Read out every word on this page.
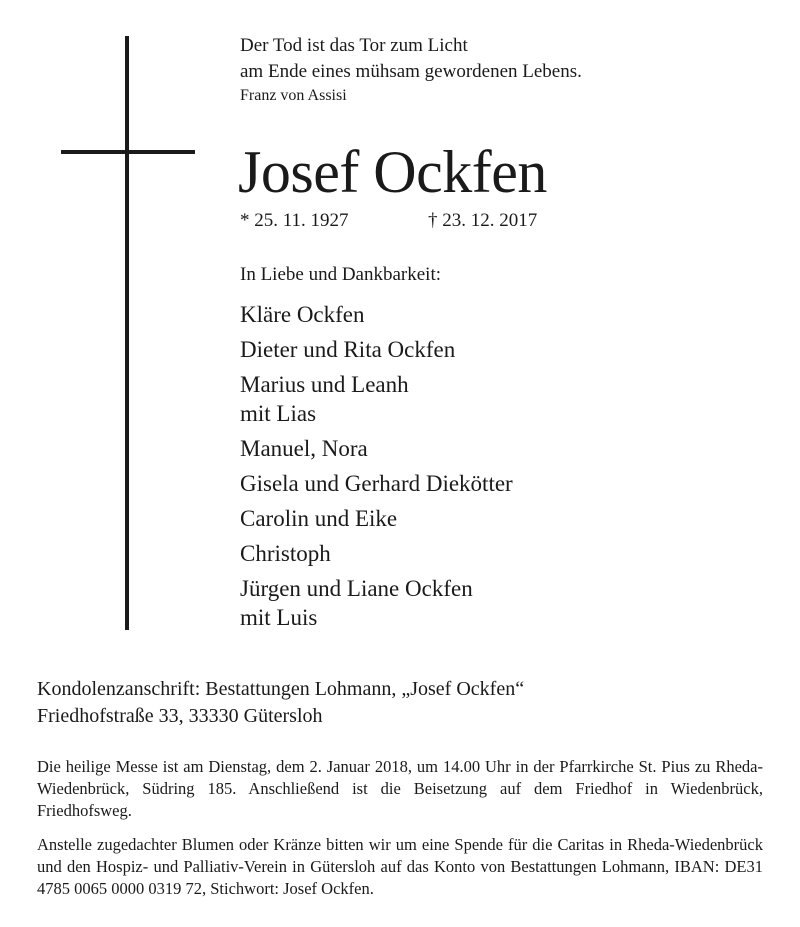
Der Tod ist das Tor zum Licht
am Ende eines mühsam gewordenen Lebens.
Franz von Assisi
Josef Ockfen
* 25. 11. 1927	† 23. 12. 2017
In Liebe und Dankbarkeit:
Kläre Ockfen
Dieter und Rita Ockfen
Marius und Leanh
mit Lias
Manuel, Nora
Gisela und Gerhard Diekötter
Carolin und Eike
Christoph
Jürgen und Liane Ockfen
mit Luis
Kondolenzanschrift: Bestattungen Lohmann, „Josef Ockfen“
Friedhofstraße 33, 33330 Gütersloh
Die heilige Messe ist am Dienstag, dem 2. Januar 2018, um 14.00 Uhr in der Pfarrkirche St. Pius zu Rheda-Wiedenbrück, Südring 185. Anschließend ist die Beisetzung auf dem Friedhof in Wiedenbrück, Friedhofsweg.
Anstelle zugedachter Blumen oder Kränze bitten wir um eine Spende für die Caritas in Rheda-Wiedenbrück und den Hospiz- und Palliativ-Verein in Gütersloh auf das Konto von Bestattungen Lohmann, IBAN: DE31 4785 0065 0000 0319 72, Stichwort: Josef Ockfen.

----

• **What to produce**:
Copy every line in the records above that contains the word "Ockfen".

• **Answer to the exercise**:
Josef Ockfen
Kläre Ockfen
Dieter und Rita Ockfen
Jürgen und Liane Ockfen
Kondolenzanschrift: Bestattungen Lohmann, „Josef Ockfen“
Anstelle zugedachter Blumen oder Kränze bitten wir um eine Spende für die Caritas in Rheda-Wiedenbrück und den Hospiz- und Palliativ-Verein in Gütersloh auf das Konto von Bestattungen Lohmann, IBAN: DE31 4785 0065 0000 0319 72, Stichwort: Josef Ockfen.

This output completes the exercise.